WHAT IS BEING ASKED
Give the records back in full, exactly as they read.

(Source records)
● ● ● ● ●

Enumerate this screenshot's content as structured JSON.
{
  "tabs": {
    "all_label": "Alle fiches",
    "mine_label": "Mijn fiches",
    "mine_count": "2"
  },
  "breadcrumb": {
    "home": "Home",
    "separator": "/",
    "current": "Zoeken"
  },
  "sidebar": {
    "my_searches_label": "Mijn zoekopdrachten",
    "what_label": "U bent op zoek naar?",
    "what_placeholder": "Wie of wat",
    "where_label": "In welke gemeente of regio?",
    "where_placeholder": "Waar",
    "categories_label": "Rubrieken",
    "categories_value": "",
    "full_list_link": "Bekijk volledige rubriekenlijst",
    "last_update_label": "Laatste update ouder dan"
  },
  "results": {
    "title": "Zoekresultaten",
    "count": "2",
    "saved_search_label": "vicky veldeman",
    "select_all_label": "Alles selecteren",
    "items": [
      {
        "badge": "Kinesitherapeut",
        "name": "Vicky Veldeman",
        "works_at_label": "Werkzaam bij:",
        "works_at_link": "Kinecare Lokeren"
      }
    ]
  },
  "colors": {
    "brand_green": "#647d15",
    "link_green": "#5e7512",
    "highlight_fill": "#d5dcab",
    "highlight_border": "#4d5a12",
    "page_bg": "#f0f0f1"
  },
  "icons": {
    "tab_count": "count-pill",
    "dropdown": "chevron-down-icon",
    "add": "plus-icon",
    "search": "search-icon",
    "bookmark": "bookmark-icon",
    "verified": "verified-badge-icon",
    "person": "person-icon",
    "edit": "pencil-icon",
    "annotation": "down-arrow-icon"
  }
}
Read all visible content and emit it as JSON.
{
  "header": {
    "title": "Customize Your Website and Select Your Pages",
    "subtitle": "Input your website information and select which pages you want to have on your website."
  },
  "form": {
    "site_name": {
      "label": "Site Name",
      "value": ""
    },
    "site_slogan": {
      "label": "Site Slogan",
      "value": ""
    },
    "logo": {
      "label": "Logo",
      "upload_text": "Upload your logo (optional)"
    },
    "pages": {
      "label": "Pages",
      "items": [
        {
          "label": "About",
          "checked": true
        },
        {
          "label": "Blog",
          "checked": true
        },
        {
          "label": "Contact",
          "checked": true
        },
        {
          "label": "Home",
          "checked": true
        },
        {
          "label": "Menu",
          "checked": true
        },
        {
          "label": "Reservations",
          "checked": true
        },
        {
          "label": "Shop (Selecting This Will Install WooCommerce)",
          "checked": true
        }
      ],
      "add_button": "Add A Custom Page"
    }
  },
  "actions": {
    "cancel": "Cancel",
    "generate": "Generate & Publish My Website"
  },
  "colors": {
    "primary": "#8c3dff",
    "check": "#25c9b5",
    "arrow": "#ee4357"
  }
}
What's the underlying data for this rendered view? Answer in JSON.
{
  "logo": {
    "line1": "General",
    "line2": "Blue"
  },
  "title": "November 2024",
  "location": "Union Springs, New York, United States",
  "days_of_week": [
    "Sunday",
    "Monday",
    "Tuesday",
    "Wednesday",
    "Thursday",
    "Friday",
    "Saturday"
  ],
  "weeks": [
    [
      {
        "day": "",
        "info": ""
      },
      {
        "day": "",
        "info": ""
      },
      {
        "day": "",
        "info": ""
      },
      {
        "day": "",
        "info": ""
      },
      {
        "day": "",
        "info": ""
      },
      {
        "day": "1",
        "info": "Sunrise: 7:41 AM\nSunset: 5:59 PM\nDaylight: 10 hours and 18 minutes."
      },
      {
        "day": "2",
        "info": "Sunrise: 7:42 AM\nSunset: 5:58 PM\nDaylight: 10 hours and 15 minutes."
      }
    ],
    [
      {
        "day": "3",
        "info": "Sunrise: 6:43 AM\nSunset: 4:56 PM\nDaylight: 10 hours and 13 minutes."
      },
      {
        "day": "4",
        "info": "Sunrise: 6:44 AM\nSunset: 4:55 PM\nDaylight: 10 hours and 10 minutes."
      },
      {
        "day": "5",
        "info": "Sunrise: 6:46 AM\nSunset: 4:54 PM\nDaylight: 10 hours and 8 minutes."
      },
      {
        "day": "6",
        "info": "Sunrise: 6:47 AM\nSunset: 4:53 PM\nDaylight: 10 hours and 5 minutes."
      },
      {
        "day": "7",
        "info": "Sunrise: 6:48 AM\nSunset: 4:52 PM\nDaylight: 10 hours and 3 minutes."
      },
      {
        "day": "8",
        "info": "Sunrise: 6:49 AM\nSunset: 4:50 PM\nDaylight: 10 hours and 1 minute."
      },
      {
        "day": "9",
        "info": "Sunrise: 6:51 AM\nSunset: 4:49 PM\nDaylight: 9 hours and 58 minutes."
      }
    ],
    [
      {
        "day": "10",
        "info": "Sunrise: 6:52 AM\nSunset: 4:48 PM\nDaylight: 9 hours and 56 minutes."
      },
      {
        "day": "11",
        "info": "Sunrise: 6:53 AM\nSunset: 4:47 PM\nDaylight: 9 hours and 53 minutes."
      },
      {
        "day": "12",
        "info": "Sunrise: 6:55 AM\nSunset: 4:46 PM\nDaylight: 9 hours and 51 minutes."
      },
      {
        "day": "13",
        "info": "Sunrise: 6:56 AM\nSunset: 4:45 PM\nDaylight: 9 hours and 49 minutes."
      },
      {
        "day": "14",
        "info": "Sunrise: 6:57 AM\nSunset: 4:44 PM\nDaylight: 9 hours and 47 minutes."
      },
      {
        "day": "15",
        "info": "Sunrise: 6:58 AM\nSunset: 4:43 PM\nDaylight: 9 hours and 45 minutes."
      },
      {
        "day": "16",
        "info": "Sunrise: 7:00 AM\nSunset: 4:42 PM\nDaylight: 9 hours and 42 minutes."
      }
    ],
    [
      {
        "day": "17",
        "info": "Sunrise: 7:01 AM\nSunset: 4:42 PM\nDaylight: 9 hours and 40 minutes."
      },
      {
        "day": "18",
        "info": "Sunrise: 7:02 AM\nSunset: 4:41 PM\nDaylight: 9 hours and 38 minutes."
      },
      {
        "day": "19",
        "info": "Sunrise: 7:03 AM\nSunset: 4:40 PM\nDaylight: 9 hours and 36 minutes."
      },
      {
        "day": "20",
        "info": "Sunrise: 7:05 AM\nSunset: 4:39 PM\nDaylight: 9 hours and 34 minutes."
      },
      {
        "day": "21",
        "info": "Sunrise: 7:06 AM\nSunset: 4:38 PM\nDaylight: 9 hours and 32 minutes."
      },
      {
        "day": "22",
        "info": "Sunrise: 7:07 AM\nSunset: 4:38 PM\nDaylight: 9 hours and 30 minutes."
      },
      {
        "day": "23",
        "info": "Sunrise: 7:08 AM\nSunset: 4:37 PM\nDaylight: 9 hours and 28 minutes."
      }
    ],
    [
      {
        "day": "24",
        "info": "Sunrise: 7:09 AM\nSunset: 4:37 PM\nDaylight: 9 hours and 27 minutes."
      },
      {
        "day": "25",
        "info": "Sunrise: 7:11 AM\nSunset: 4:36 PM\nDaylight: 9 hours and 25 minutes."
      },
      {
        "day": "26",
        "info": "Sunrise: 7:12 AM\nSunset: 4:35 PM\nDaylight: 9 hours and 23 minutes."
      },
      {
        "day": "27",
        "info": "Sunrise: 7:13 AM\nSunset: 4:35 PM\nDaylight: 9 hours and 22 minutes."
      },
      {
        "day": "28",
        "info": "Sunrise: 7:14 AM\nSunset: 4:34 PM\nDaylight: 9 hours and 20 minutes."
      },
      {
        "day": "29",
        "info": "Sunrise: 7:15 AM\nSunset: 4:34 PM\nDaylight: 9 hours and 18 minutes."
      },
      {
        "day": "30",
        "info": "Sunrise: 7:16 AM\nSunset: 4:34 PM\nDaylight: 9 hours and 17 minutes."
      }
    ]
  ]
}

● ● ● ● ●

WRITTEN RESPONSE
Enumerate this screenshot's content as structured JSON.
{
  "tabs": {
    "all_label": "Alle fiches",
    "mine_label": "Mijn fiches",
    "mine_count": "2"
  },
  "breadcrumb": {
    "home": "Home",
    "separator": "/",
    "current": "Zoeken"
  },
  "sidebar": {
    "my_searches_label": "Mijn zoekopdrachten",
    "what_label": "U bent op zoek naar?",
    "what_placeholder": "Wie of wat",
    "where_label": "In welke gemeente of regio?",
    "where_placeholder": "Waar",
    "categories_label": "Rubrieken",
    "categories_value": "",
    "full_list_link": "Bekijk volledige rubriekenlijst",
    "last_update_label": "Laatste update ouder dan"
  },
  "results": {
    "title": "Zoekresultaten",
    "count": "2",
    "saved_search_label": "vicky veldeman",
    "select_all_label": "Alles selecteren",
    "items": [
      {
        "badge": "Kinesitherapeut",
        "name": "Vicky Veldeman",
        "works_at_label": "Werkzaam bij:",
        "works_at_link": "Kinecare Lokeren"
      }
    ]
  },
  "colors": {
    "brand_green": "#647d15",
    "link_green": "#5e7512",
    "highlight_fill": "#d5dcab",
    "highlight_border": "#4d5a12",
    "page_bg": "#f0f0f1"
  },
  "icons": {
    "tab_count": "count-pill",
    "dropdown": "chevron-down-icon",
    "add": "plus-icon",
    "search": "search-icon",
    "bookmark": "bookmark-icon",
    "verified": "verified-badge-icon",
    "person": "person-icon",
    "edit": "pencil-icon",
    "annotation": "down-arrow-icon"
  }
}
Read all visible content and emit it as JSON.
{
  "header": {
    "title": "Customize Your Website and Select Your Pages",
    "subtitle": "Input your website information and select which pages you want to have on your website."
  },
  "form": {
    "site_name": {
      "label": "Site Name",
      "value": ""
    },
    "site_slogan": {
      "label": "Site Slogan",
      "value": ""
    },
    "logo": {
      "label": "Logo",
      "upload_text": "Upload your logo (optional)"
    },
    "pages": {
      "label": "Pages",
      "items": [
        {
          "label": "About",
          "checked": true
        },
        {
          "label": "Blog",
          "checked": true
        },
        {
          "label": "Contact",
          "checked": true
        },
        {
          "label": "Home",
          "checked": true
        },
        {
          "label": "Menu",
          "checked": true
        },
        {
          "label": "Reservations",
          "checked": true
        },
        {
          "label": "Shop (Selecting This Will Install WooCommerce)",
          "checked": true
        }
      ],
      "add_button": "Add A Custom Page"
    }
  },
  "actions": {
    "cancel": "Cancel",
    "generate": "Generate & Publish My Website"
  },
  "colors": {
    "primary": "#8c3dff",
    "check": "#25c9b5",
    "arrow": "#ee4357"
  }
}
What's the underlying data for this rendered view? Answer in JSON.
{
  "logo": {
    "line1": "General",
    "line2": "Blue"
  },
  "title": "November 2024",
  "location": "Union Springs, New York, United States",
  "days_of_week": [
    "Sunday",
    "Monday",
    "Tuesday",
    "Wednesday",
    "Thursday",
    "Friday",
    "Saturday"
  ],
  "weeks": [
    [
      {
        "day": "",
        "info": ""
      },
      {
        "day": "",
        "info": ""
      },
      {
        "day": "",
        "info": ""
      },
      {
        "day": "",
        "info": ""
      },
      {
        "day": "",
        "info": ""
      },
      {
        "day": "1",
        "info": "Sunrise: 7:41 AM\nSunset: 5:59 PM\nDaylight: 10 hours and 18 minutes."
      },
      {
        "day": "2",
        "info": "Sunrise: 7:42 AM\nSunset: 5:58 PM\nDaylight: 10 hours and 15 minutes."
      }
    ],
    [
      {
        "day": "3",
        "info": "Sunrise: 6:43 AM\nSunset: 4:56 PM\nDaylight: 10 hours and 13 minutes."
      },
      {
        "day": "4",
        "info": "Sunrise: 6:44 AM\nSunset: 4:55 PM\nDaylight: 10 hours and 10 minutes."
      },
      {
        "day": "5",
        "info": "Sunrise: 6:46 AM\nSunset: 4:54 PM\nDaylight: 10 hours and 8 minutes."
      },
      {
        "day": "6",
        "info": "Sunrise: 6:47 AM\nSunset: 4:53 PM\nDaylight: 10 hours and 5 minutes."
      },
      {
        "day": "7",
        "info": "Sunrise: 6:48 AM\nSunset: 4:52 PM\nDaylight: 10 hours and 3 minutes."
      },
      {
        "day": "8",
        "info": "Sunrise: 6:49 AM\nSunset: 4:50 PM\nDaylight: 10 hours and 1 minute."
      },
      {
        "day": "9",
        "info": "Sunrise: 6:51 AM\nSunset: 4:49 PM\nDaylight: 9 hours and 58 minutes."
      }
    ],
    [
      {
        "day": "10",
        "info": "Sunrise: 6:52 AM\nSunset: 4:48 PM\nDaylight: 9 hours and 56 minutes."
      },
      {
        "day": "11",
        "info": "Sunrise: 6:53 AM\nSunset: 4:47 PM\nDaylight: 9 hours and 53 minutes."
      },
      {
        "day": "12",
        "info": "Sunrise: 6:55 AM\nSunset: 4:46 PM\nDaylight: 9 hours and 51 minutes."
      },
      {
        "day": "13",
        "info": "Sunrise: 6:56 AM\nSunset: 4:45 PM\nDaylight: 9 hours and 49 minutes."
      },
      {
        "day": "14",
        "info": "Sunrise: 6:57 AM\nSunset: 4:44 PM\nDaylight: 9 hours and 47 minutes."
      },
      {
        "day": "15",
        "info": "Sunrise: 6:58 AM\nSunset: 4:43 PM\nDaylight: 9 hours and 45 minutes."
      },
      {
        "day": "16",
        "info": "Sunrise: 7:00 AM\nSunset: 4:42 PM\nDaylight: 9 hours and 42 minutes."
      }
    ],
    [
      {
        "day": "17",
        "info": "Sunrise: 7:01 AM\nSunset: 4:42 PM\nDaylight: 9 hours and 40 minutes."
      },
      {
        "day": "18",
        "info": "Sunrise: 7:02 AM\nSunset: 4:41 PM\nDaylight: 9 hours and 38 minutes."
      },
      {
        "day": "19",
        "info": "Sunrise: 7:03 AM\nSunset: 4:40 PM\nDaylight: 9 hours and 36 minutes."
      },
      {
        "day": "20",
        "info": "Sunrise: 7:05 AM\nSunset: 4:39 PM\nDaylight: 9 hours and 34 minutes."
      },
      {
        "day": "21",
        "info": "Sunrise: 7:06 AM\nSunset: 4:38 PM\nDaylight: 9 hours and 32 minutes."
      },
      {
        "day": "22",
        "info": "Sunrise: 7:07 AM\nSunset: 4:38 PM\nDaylight: 9 hours and 30 minutes."
      },
      {
        "day": "23",
        "info": "Sunrise: 7:08 AM\nSunset: 4:37 PM\nDaylight: 9 hours and 28 minutes."
      }
    ],
    [
      {
        "day": "24",
        "info": "Sunrise: 7:09 AM\nSunset: 4:37 PM\nDaylight: 9 hours and 27 minutes."
      },
      {
        "day": "25",
        "info": "Sunrise: 7:11 AM\nSunset: 4:36 PM\nDaylight: 9 hours and 25 minutes."
      },
      {
        "day": "26",
        "info": "Sunrise: 7:12 AM\nSunset: 4:35 PM\nDaylight: 9 hours and 23 minutes."
      },
      {
        "day": "27",
        "info": "Sunrise: 7:13 AM\nSunset: 4:35 PM\nDaylight: 9 hours and 22 minutes."
      },
      {
        "day": "28",
        "info": "Sunrise: 7:14 AM\nSunset: 4:34 PM\nDaylight: 9 hours and 20 minutes."
      },
      {
        "day": "29",
        "info": "Sunrise: 7:15 AM\nSunset: 4:34 PM\nDaylight: 9 hours and 18 minutes."
      },
      {
        "day": "30",
        "info": "Sunrise: 7:16 AM\nSunset: 4:34 PM\nDaylight: 9 hours and 17 minutes."
      }
    ]
  ]
}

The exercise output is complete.